Exclude the pictures and return every line exactly as written.

··········

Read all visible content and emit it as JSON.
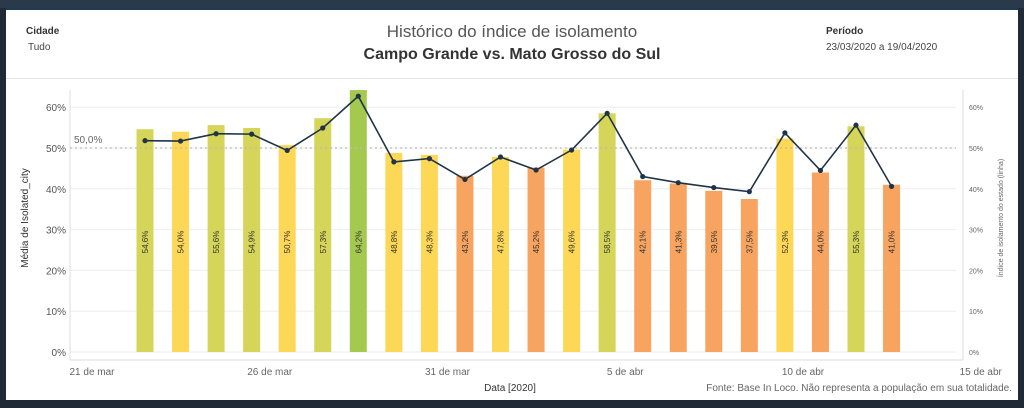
{
  "header": {
    "cidade_label": "Cidade",
    "cidade_value": "Tudo",
    "title": "Histórico do índice de isolamento",
    "subtitle": "Campo Grande vs. Mato Grosso do Sul",
    "periodo_label": "Período",
    "periodo_value": "23/03/2020 a 19/04/2020"
  },
  "footer": {
    "source": "Fonte: Base In Loco. Não representa a população em sua totalidade."
  },
  "colors": {
    "dark_green": "#a5c94f",
    "green": "#d5d55a",
    "yellow": "#fdd756",
    "orange": "#f6a45f",
    "line": "#1f3447",
    "grid": "#eeeeee",
    "reference": "#bbbbbb"
  },
  "chart_data": {
    "type": "bar",
    "xlabel": "Data [2020]",
    "ylabel": "Média de Isolated_city",
    "y2label": "Índice de isolamento do estado (linha)",
    "ylim": [
      0,
      65
    ],
    "y_ticks": [
      "0%",
      "10%",
      "20%",
      "30%",
      "40%",
      "50%",
      "60%"
    ],
    "y2_ticks": [
      "0%",
      "10%",
      "20%",
      "30%",
      "40%",
      "50%",
      "60%"
    ],
    "x_ticks": [
      "21 de mar",
      "26 de mar",
      "31 de mar",
      "5 de abr",
      "10 de abr",
      "15 de abr"
    ],
    "reference_line": {
      "value": 50,
      "label": "50,0%"
    },
    "bars": [
      {
        "value": 54.6,
        "label": "54,6%",
        "color": "green"
      },
      {
        "value": 54.0,
        "label": "54,0%",
        "color": "yellow"
      },
      {
        "value": 55.6,
        "label": "55,6%",
        "color": "green"
      },
      {
        "value": 54.9,
        "label": "54,9%",
        "color": "green"
      },
      {
        "value": 50.7,
        "label": "50,7%",
        "color": "yellow"
      },
      {
        "value": 57.3,
        "label": "57,3%",
        "color": "green"
      },
      {
        "value": 64.2,
        "label": "64,2%",
        "color": "dark_green"
      },
      {
        "value": 48.8,
        "label": "48,8%",
        "color": "yellow"
      },
      {
        "value": 48.3,
        "label": "48,3%",
        "color": "yellow"
      },
      {
        "value": 43.2,
        "label": "43,2%",
        "color": "orange"
      },
      {
        "value": 47.8,
        "label": "47,8%",
        "color": "yellow"
      },
      {
        "value": 45.2,
        "label": "45,2%",
        "color": "orange"
      },
      {
        "value": 49.6,
        "label": "49,6%",
        "color": "yellow"
      },
      {
        "value": 58.5,
        "label": "58,5%",
        "color": "green"
      },
      {
        "value": 42.1,
        "label": "42,1%",
        "color": "orange"
      },
      {
        "value": 41.3,
        "label": "41,3%",
        "color": "orange"
      },
      {
        "value": 39.5,
        "label": "39,5%",
        "color": "orange"
      },
      {
        "value": 37.5,
        "label": "37,5%",
        "color": "orange"
      },
      {
        "value": 52.3,
        "label": "52,3%",
        "color": "yellow"
      },
      {
        "value": 44.0,
        "label": "44,0%",
        "color": "orange"
      },
      {
        "value": 55.3,
        "label": "55,3%",
        "color": "green"
      },
      {
        "value": 41.0,
        "label": "41,0%",
        "color": "orange"
      }
    ],
    "line_values": [
      51.8,
      51.7,
      53.5,
      53.4,
      49.4,
      54.9,
      62.7,
      46.6,
      47.4,
      42.3,
      47.8,
      44.6,
      49.5,
      58.5,
      43.0,
      41.5,
      40.3,
      39.3,
      53.7,
      44.5,
      55.6,
      40.6
    ]
  }
}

··········

[Exercise solution]
Read all visible content and emit it as JSON.
{
  "header": {
    "cidade_label": "Cidade",
    "cidade_value": "Tudo",
    "title": "Histórico do índice de isolamento",
    "subtitle": "Campo Grande vs. Mato Grosso do Sul",
    "periodo_label": "Período",
    "periodo_value": "23/03/2020 a 19/04/2020"
  },
  "footer": {
    "source": "Fonte: Base In Loco. Não representa a população em sua totalidade."
  },
  "colors": {
    "dark_green": "#a5c94f",
    "green": "#d5d55a",
    "yellow": "#fdd756",
    "orange": "#f6a45f",
    "line": "#1f3447",
    "grid": "#eeeeee",
    "reference": "#bbbbbb"
  },
  "chart_data": {
    "type": "bar",
    "xlabel": "Data [2020]",
    "ylabel": "Média de Isolated_city",
    "y2label": "Índice de isolamento do estado (linha)",
    "ylim": [
      0,
      65
    ],
    "y_ticks": [
      "0%",
      "10%",
      "20%",
      "30%",
      "40%",
      "50%",
      "60%"
    ],
    "y2_ticks": [
      "0%",
      "10%",
      "20%",
      "30%",
      "40%",
      "50%",
      "60%"
    ],
    "x_ticks": [
      "21 de mar",
      "26 de mar",
      "31 de mar",
      "5 de abr",
      "10 de abr",
      "15 de abr"
    ],
    "reference_line": {
      "value": 50,
      "label": "50,0%"
    },
    "bars": [
      {
        "value": 54.6,
        "label": "54,6%",
        "color": "green"
      },
      {
        "value": 54.0,
        "label": "54,0%",
        "color": "yellow"
      },
      {
        "value": 55.6,
        "label": "55,6%",
        "color": "green"
      },
      {
        "value": 54.9,
        "label": "54,9%",
        "color": "green"
      },
      {
        "value": 50.7,
        "label": "50,7%",
        "color": "yellow"
      },
      {
        "value": 57.3,
        "label": "57,3%",
        "color": "green"
      },
      {
        "value": 64.2,
        "label": "64,2%",
        "color": "dark_green"
      },
      {
        "value": 48.8,
        "label": "48,8%",
        "color": "yellow"
      },
      {
        "value": 48.3,
        "label": "48,3%",
        "color": "yellow"
      },
      {
        "value": 43.2,
        "label": "43,2%",
        "color": "orange"
      },
      {
        "value": 47.8,
        "label": "47,8%",
        "color": "yellow"
      },
      {
        "value": 45.2,
        "label": "45,2%",
        "color": "orange"
      },
      {
        "value": 49.6,
        "label": "49,6%",
        "color": "yellow"
      },
      {
        "value": 58.5,
        "label": "58,5%",
        "color": "green"
      },
      {
        "value": 42.1,
        "label": "42,1%",
        "color": "orange"
      },
      {
        "value": 41.3,
        "label": "41,3%",
        "color": "orange"
      },
      {
        "value": 39.5,
        "label": "39,5%",
        "color": "orange"
      },
      {
        "value": 37.5,
        "label": "37,5%",
        "color": "orange"
      },
      {
        "value": 52.3,
        "label": "52,3%",
        "color": "yellow"
      },
      {
        "value": 44.0,
        "label": "44,0%",
        "color": "orange"
      },
      {
        "value": 55.3,
        "label": "55,3%",
        "color": "green"
      },
      {
        "value": 41.0,
        "label": "41,0%",
        "color": "orange"
      }
    ],
    "line_values": [
      51.8,
      51.7,
      53.5,
      53.4,
      49.4,
      54.9,
      62.7,
      46.6,
      47.4,
      42.3,
      47.8,
      44.6,
      49.5,
      58.5,
      43.0,
      41.5,
      40.3,
      39.3,
      53.7,
      44.5,
      55.6,
      40.6
    ]
  }
}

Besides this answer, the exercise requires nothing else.